## Task requirements
Please reproduce every record, keeping each one exactly as written.

## Provided records
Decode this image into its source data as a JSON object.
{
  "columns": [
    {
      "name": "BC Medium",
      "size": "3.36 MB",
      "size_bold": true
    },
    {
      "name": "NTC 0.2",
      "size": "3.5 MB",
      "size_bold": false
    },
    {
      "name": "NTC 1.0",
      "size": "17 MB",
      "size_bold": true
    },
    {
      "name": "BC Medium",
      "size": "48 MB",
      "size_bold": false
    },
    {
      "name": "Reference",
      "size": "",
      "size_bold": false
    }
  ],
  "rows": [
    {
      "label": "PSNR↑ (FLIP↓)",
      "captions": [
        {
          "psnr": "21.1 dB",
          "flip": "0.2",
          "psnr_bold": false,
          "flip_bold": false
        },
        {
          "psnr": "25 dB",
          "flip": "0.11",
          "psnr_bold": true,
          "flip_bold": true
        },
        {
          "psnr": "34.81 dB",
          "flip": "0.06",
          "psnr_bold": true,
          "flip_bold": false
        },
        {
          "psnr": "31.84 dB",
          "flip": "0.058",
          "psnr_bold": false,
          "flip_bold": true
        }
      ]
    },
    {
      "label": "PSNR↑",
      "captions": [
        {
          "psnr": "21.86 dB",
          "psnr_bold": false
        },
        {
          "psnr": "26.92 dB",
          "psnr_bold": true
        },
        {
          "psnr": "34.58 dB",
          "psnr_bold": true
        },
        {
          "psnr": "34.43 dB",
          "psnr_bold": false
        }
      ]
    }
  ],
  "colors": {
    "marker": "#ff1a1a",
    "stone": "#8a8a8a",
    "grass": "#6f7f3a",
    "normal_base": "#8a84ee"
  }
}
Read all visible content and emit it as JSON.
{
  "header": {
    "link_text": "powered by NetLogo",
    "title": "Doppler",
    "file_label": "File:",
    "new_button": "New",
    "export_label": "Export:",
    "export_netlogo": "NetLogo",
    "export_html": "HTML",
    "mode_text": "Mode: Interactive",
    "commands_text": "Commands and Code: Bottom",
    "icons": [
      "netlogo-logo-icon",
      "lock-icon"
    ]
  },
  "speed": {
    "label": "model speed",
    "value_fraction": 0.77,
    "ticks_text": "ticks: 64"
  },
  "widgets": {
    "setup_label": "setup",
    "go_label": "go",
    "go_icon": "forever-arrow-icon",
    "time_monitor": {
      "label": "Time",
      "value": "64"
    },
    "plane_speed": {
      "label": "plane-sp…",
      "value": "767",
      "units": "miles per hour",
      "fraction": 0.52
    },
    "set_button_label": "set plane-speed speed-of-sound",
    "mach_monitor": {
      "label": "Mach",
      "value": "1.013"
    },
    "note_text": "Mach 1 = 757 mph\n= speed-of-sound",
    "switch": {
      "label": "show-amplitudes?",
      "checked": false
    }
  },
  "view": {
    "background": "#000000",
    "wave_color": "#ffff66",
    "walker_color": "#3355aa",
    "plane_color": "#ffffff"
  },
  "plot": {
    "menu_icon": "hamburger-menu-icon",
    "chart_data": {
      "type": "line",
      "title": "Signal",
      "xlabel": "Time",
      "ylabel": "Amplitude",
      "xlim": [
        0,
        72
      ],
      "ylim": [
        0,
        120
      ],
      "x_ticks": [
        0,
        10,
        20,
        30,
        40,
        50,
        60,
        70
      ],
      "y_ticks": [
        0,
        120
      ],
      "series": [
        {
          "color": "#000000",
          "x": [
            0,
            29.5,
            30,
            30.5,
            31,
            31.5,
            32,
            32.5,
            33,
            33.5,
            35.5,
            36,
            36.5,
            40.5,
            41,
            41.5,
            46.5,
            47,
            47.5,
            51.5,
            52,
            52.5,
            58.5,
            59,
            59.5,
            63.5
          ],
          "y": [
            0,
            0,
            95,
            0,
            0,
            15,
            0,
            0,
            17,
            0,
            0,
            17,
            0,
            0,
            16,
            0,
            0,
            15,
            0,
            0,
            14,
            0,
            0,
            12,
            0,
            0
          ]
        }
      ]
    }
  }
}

## Reply to the task
Decode this image into its source data as a JSON object.
{
  "columns": [
    {
      "name": "BC Medium",
      "size": "3.36 MB",
      "size_bold": true
    },
    {
      "name": "NTC 0.2",
      "size": "3.5 MB",
      "size_bold": false
    },
    {
      "name": "NTC 1.0",
      "size": "17 MB",
      "size_bold": true
    },
    {
      "name": "BC Medium",
      "size": "48 MB",
      "size_bold": false
    },
    {
      "name": "Reference",
      "size": "",
      "size_bold": false
    }
  ],
  "rows": [
    {
      "label": "PSNR↑ (FLIP↓)",
      "captions": [
        {
          "psnr": "21.1 dB",
          "flip": "0.2",
          "psnr_bold": false,
          "flip_bold": false
        },
        {
          "psnr": "25 dB",
          "flip": "0.11",
          "psnr_bold": true,
          "flip_bold": true
        },
        {
          "psnr": "34.81 dB",
          "flip": "0.06",
          "psnr_bold": true,
          "flip_bold": false
        },
        {
          "psnr": "31.84 dB",
          "flip": "0.058",
          "psnr_bold": false,
          "flip_bold": true
        }
      ]
    },
    {
      "label": "PSNR↑",
      "captions": [
        {
          "psnr": "21.86 dB",
          "psnr_bold": false
        },
        {
          "psnr": "26.92 dB",
          "psnr_bold": true
        },
        {
          "psnr": "34.58 dB",
          "psnr_bold": true
        },
        {
          "psnr": "34.43 dB",
          "psnr_bold": false
        }
      ]
    }
  ],
  "colors": {
    "marker": "#ff1a1a",
    "stone": "#8a8a8a",
    "grass": "#6f7f3a",
    "normal_base": "#8a84ee"
  }
}
Read all visible content and emit it as JSON.
{
  "header": {
    "link_text": "powered by NetLogo",
    "title": "Doppler",
    "file_label": "File:",
    "new_button": "New",
    "export_label": "Export:",
    "export_netlogo": "NetLogo",
    "export_html": "HTML",
    "mode_text": "Mode: Interactive",
    "commands_text": "Commands and Code: Bottom",
    "icons": [
      "netlogo-logo-icon",
      "lock-icon"
    ]
  },
  "speed": {
    "label": "model speed",
    "value_fraction": 0.77,
    "ticks_text": "ticks: 64"
  },
  "widgets": {
    "setup_label": "setup",
    "go_label": "go",
    "go_icon": "forever-arrow-icon",
    "time_monitor": {
      "label": "Time",
      "value": "64"
    },
    "plane_speed": {
      "label": "plane-sp…",
      "value": "767",
      "units": "miles per hour",
      "fraction": 0.52
    },
    "set_button_label": "set plane-speed speed-of-sound",
    "mach_monitor": {
      "label": "Mach",
      "value": "1.013"
    },
    "note_text": "Mach 1 = 757 mph\n= speed-of-sound",
    "switch": {
      "label": "show-amplitudes?",
      "checked": false
    }
  },
  "view": {
    "background": "#000000",
    "wave_color": "#ffff66",
    "walker_color": "#3355aa",
    "plane_color": "#ffffff"
  },
  "plot": {
    "menu_icon": "hamburger-menu-icon",
    "chart_data": {
      "type": "line",
      "title": "Signal",
      "xlabel": "Time",
      "ylabel": "Amplitude",
      "xlim": [
        0,
        72
      ],
      "ylim": [
        0,
        120
      ],
      "x_ticks": [
        0,
        10,
        20,
        30,
        40,
        50,
        60,
        70
      ],
      "y_ticks": [
        0,
        120
      ],
      "series": [
        {
          "color": "#000000",
          "x": [
            0,
            29.5,
            30,
            30.5,
            31,
            31.5,
            32,
            32.5,
            33,
            33.5,
            35.5,
            36,
            36.5,
            40.5,
            41,
            41.5,
            46.5,
            47,
            47.5,
            51.5,
            52,
            52.5,
            58.5,
            59,
            59.5,
            63.5
          ],
          "y": [
            0,
            0,
            95,
            0,
            0,
            15,
            0,
            0,
            17,
            0,
            0,
            17,
            0,
            0,
            16,
            0,
            0,
            15,
            0,
            0,
            14,
            0,
            0,
            12,
            0,
            0
          ]
        }
      ]
    }
  }
}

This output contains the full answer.